_Directions for this task_:
Set down each entry exactly as given; pictures should not appear in the copy.

Data entries:
— BEGIN —
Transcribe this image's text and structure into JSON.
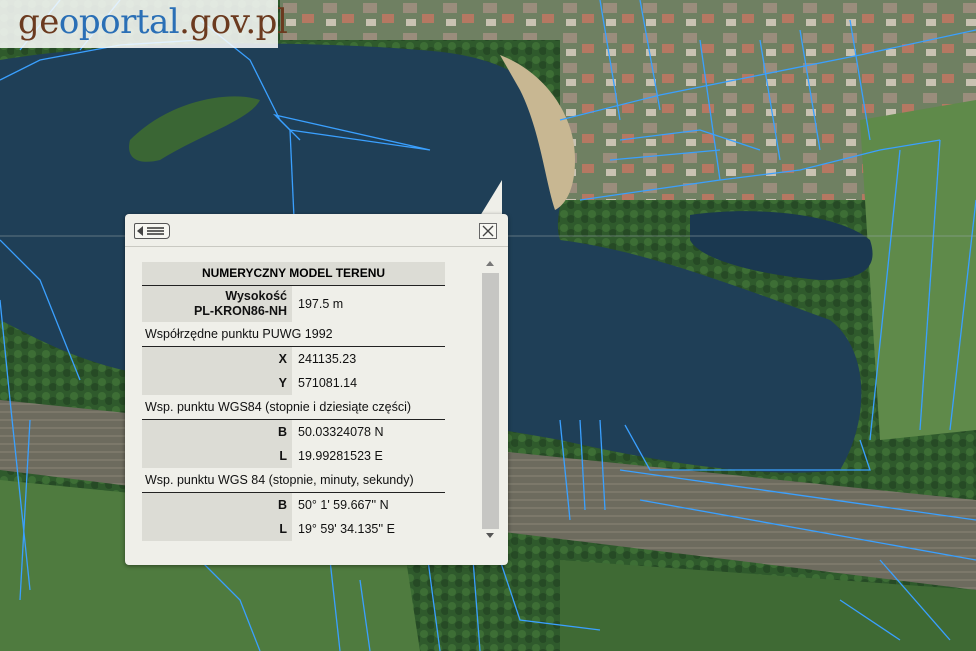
{
  "logo": {
    "part1": "ge",
    "part2": "oportal",
    "part3": ".gov.pl"
  },
  "icons": {
    "list": "list-icon",
    "close": "close-icon"
  },
  "colors": {
    "parcel_lines": "#3aa0ff",
    "water": "#1f3f57",
    "popup_bg": "#efefe9"
  },
  "popup": {
    "title": "NUMERYCZNY MODEL TERENU",
    "height": {
      "label_line1": "Wysokość",
      "label_line2": "PL-KRON86-NH",
      "value": "197.5 m"
    },
    "puwg": {
      "heading": "Współrzędne punktu PUWG 1992",
      "x_label": "X",
      "x_value": "241135.23",
      "y_label": "Y",
      "y_value": "571081.14"
    },
    "wgs_decimal": {
      "heading": "Wsp. punktu WGS84 (stopnie i dziesiąte części)",
      "b_label": "B",
      "b_value": "50.03324078 N",
      "l_label": "L",
      "l_value": "19.99281523 E"
    },
    "wgs_dms": {
      "heading": "Wsp. punktu WGS 84 (stopnie, minuty, sekundy)",
      "b_label": "B",
      "b_value": "50° 1' 59.667'' N",
      "l_label": "L",
      "l_value": "19° 59' 34.135'' E"
    }
  }
}
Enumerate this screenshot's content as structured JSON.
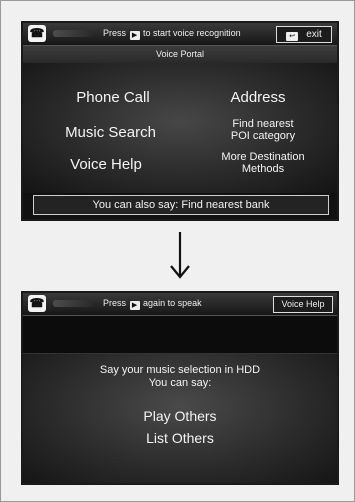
{
  "screen1": {
    "phone_icon_glyph": "☎",
    "hint_prefix": "Press",
    "hint_suffix": "to start voice recognition",
    "exit_label": "exit",
    "portal_title": "Voice Portal",
    "menu": {
      "phone_call": "Phone Call",
      "address": "Address",
      "music_search": "Music Search",
      "find_nearest_poi_line1": "Find nearest",
      "find_nearest_poi_line2": "POI category",
      "voice_help": "Voice Help",
      "more_destination_line1": "More Destination",
      "more_destination_line2": "Methods"
    },
    "also_say": "You can also say: Find nearest bank"
  },
  "arrow_glyph": "down-arrow-icon",
  "screen2": {
    "phone_icon_glyph": "☎",
    "hint_prefix": "Press",
    "hint_suffix": "again to speak",
    "voice_help_button": "Voice Help",
    "say_title": "Say your music selection in HDD",
    "say_sub": "You can say:",
    "options": [
      "Play Others",
      "List Others"
    ]
  },
  "colors": {
    "screen_bg": "#111111",
    "text": "#f2f2f2",
    "frame_bg": "#f0f0f0"
  }
}
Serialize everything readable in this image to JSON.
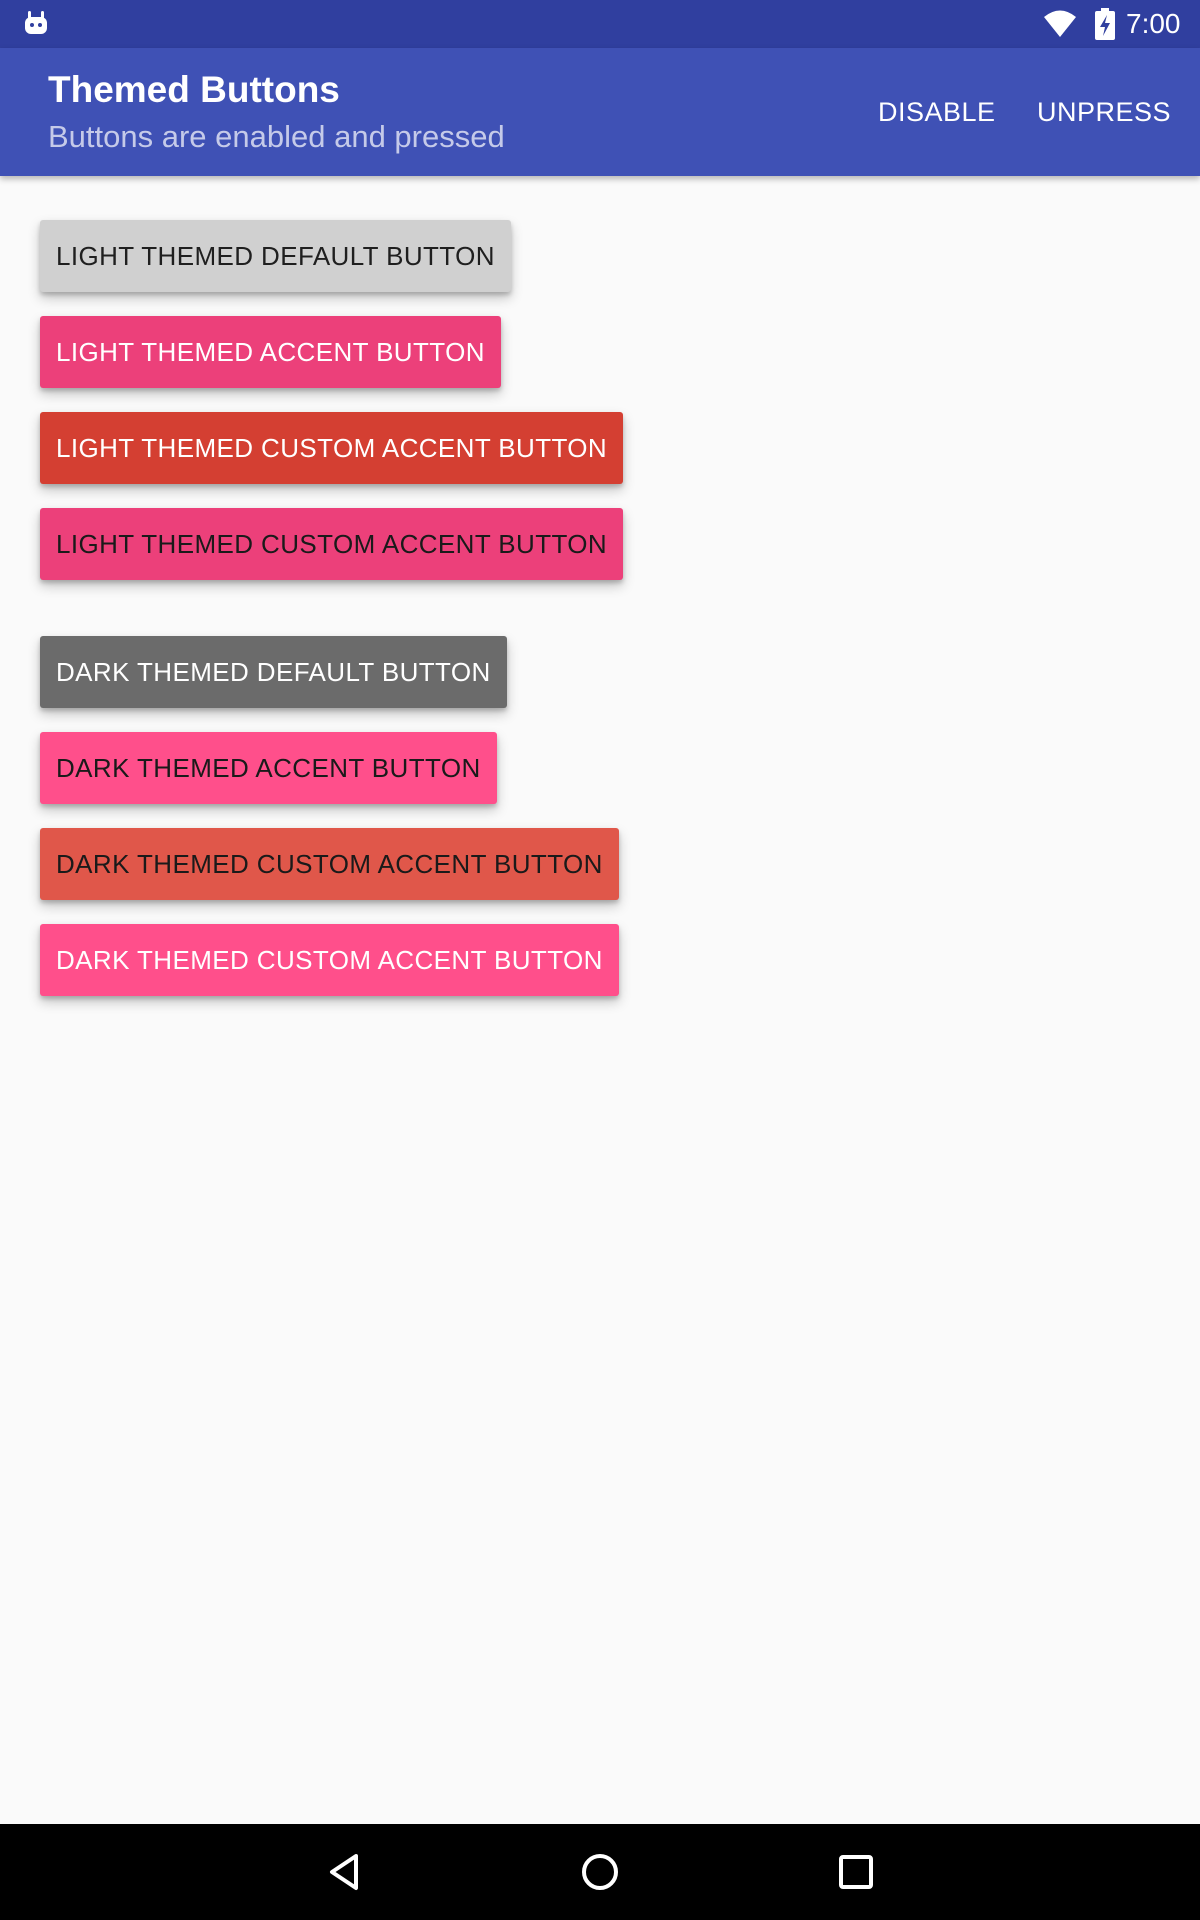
{
  "status_bar": {
    "time": "7:00",
    "icons": [
      "android-icon",
      "wifi-icon",
      "battery-charging-icon"
    ]
  },
  "app_bar": {
    "title": "Themed Buttons",
    "subtitle": "Buttons are enabled and pressed",
    "actions": {
      "disable": "DISABLE",
      "unpress": "UNPRESS"
    }
  },
  "colors": {
    "status_bar": "#303f9f",
    "app_bar": "#3f51b5",
    "background": "#fafafa"
  },
  "buttons": [
    {
      "label": "LIGHT THEMED DEFAULT BUTTON",
      "bg": "#d0d0d0",
      "fg": "#1f1f1f"
    },
    {
      "label": "LIGHT THEMED ACCENT BUTTON",
      "bg": "#ec407a",
      "fg": "#ffffff"
    },
    {
      "label": "LIGHT THEMED CUSTOM ACCENT BUTTON",
      "bg": "#d43f32",
      "fg": "#ffffff"
    },
    {
      "label": "LIGHT THEMED CUSTOM ACCENT BUTTON",
      "bg": "#ec407a",
      "fg": "#1a1a1a"
    },
    {
      "label": "DARK THEMED DEFAULT BUTTON",
      "bg": "#6b6b6b",
      "fg": "#ffffff"
    },
    {
      "label": "DARK THEMED ACCENT BUTTON",
      "bg": "#ff4f8b",
      "fg": "#1a1a1a"
    },
    {
      "label": "DARK THEMED CUSTOM ACCENT BUTTON",
      "bg": "#e0574a",
      "fg": "#1a1a1a"
    },
    {
      "label": "DARK THEMED CUSTOM ACCENT BUTTON",
      "bg": "#ff4f8b",
      "fg": "#ffffff"
    }
  ],
  "nav_bar": {
    "icons": [
      "back-icon",
      "home-icon",
      "recents-icon"
    ]
  }
}
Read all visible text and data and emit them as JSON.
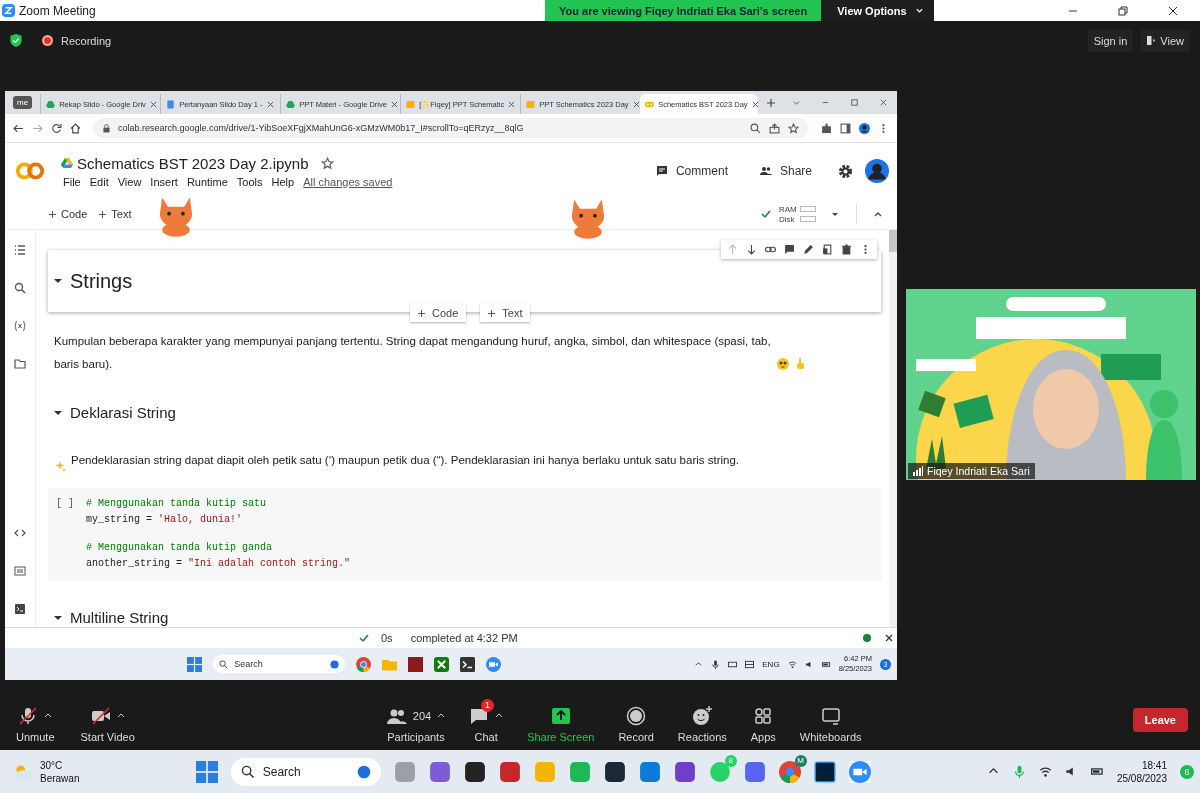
— END —
_Task output_:
Transcribe this image's text and structure into JSON.
{
  "logo": {
    "part1": "ge",
    "part2": "oportal",
    "part3": ".gov.pl"
  },
  "icons": {
    "list": "list-icon",
    "close": "close-icon"
  },
  "colors": {
    "parcel_lines": "#3aa0ff",
    "water": "#1f3f57",
    "popup_bg": "#efefe9"
  },
  "popup": {
    "title": "NUMERYCZNY MODEL TERENU",
    "height": {
      "label_line1": "Wysokość",
      "label_line2": "PL-KRON86-NH",
      "value": "197.5 m"
    },
    "puwg": {
      "heading": "Współrzędne punktu PUWG 1992",
      "x_label": "X",
      "x_value": "241135.23",
      "y_label": "Y",
      "y_value": "571081.14"
    },
    "wgs_decimal": {
      "heading": "Wsp. punktu WGS84 (stopnie i dziesiąte części)",
      "b_label": "B",
      "b_value": "50.03324078 N",
      "l_label": "L",
      "l_value": "19.99281523 E"
    },
    "wgs_dms": {
      "heading": "Wsp. punktu WGS 84 (stopnie, minuty, sekundy)",
      "b_label": "B",
      "b_value": "50° 1' 59.667'' N",
      "l_label": "L",
      "l_value": "19° 59' 34.135'' E"
    }
  }
}
Enumerate this screenshot's content as structured JSON.
{
  "screen1": {
    "phone_icon_glyph": "☎",
    "hint_prefix": "Press",
    "hint_suffix": "to start voice recognition",
    "exit_label": "exit",
    "portal_title": "Voice Portal",
    "menu": {
      "phone_call": "Phone Call",
      "address": "Address",
      "music_search": "Music Search",
      "find_nearest_poi_line1": "Find nearest",
      "find_nearest_poi_line2": "POI category",
      "voice_help": "Voice Help",
      "more_destination_line1": "More Destination",
      "more_destination_line2": "Methods"
    },
    "also_say": "You can also say: Find nearest bank"
  },
  "arrow_glyph": "down-arrow-icon",
  "screen2": {
    "phone_icon_glyph": "☎",
    "hint_prefix": "Press",
    "hint_suffix": "again to speak",
    "voice_help_button": "Voice Help",
    "say_title": "Say your music selection in HDD",
    "say_sub": "You can say:",
    "options": [
      "Play Others",
      "List Others"
    ]
  },
  "colors": {
    "screen_bg": "#111111",
    "text": "#f2f2f2",
    "frame_bg": "#f0f0f0"
  }
}
Serialize everything readable in this image to JSON.
{
  "status_bar": {
    "time": "7:00",
    "icons": [
      "android-icon",
      "wifi-icon",
      "battery-charging-icon"
    ]
  },
  "app_bar": {
    "title": "Themed Buttons",
    "subtitle": "Buttons are enabled and pressed",
    "actions": {
      "disable": "DISABLE",
      "unpress": "UNPRESS"
    }
  },
  "colors": {
    "status_bar": "#303f9f",
    "app_bar": "#3f51b5",
    "background": "#fafafa"
  },
  "buttons": [
    {
      "label": "LIGHT THEMED DEFAULT BUTTON",
      "bg": "#d0d0d0",
      "fg": "#1f1f1f"
    },
    {
      "label": "LIGHT THEMED ACCENT BUTTON",
      "bg": "#ec407a",
      "fg": "#ffffff"
    },
    {
      "label": "LIGHT THEMED CUSTOM ACCENT BUTTON",
      "bg": "#d43f32",
      "fg": "#ffffff"
    },
    {
      "label": "LIGHT THEMED CUSTOM ACCENT BUTTON",
      "bg": "#ec407a",
      "fg": "#1a1a1a"
    },
    {
      "label": "DARK THEMED DEFAULT BUTTON",
      "bg": "#6b6b6b",
      "fg": "#ffffff"
    },
    {
      "label": "DARK THEMED ACCENT BUTTON",
      "bg": "#ff4f8b",
      "fg": "#1a1a1a"
    },
    {
      "label": "DARK THEMED CUSTOM ACCENT BUTTON",
      "bg": "#e0574a",
      "fg": "#1a1a1a"
    },
    {
      "label": "DARK THEMED CUSTOM ACCENT BUTTON",
      "bg": "#ff4f8b",
      "fg": "#ffffff"
    }
  ],
  "nav_bar": {
    "icons": [
      "back-icon",
      "home-icon",
      "recents-icon"
    ]
  }
}
Read all visible text and data and emit them as JSON.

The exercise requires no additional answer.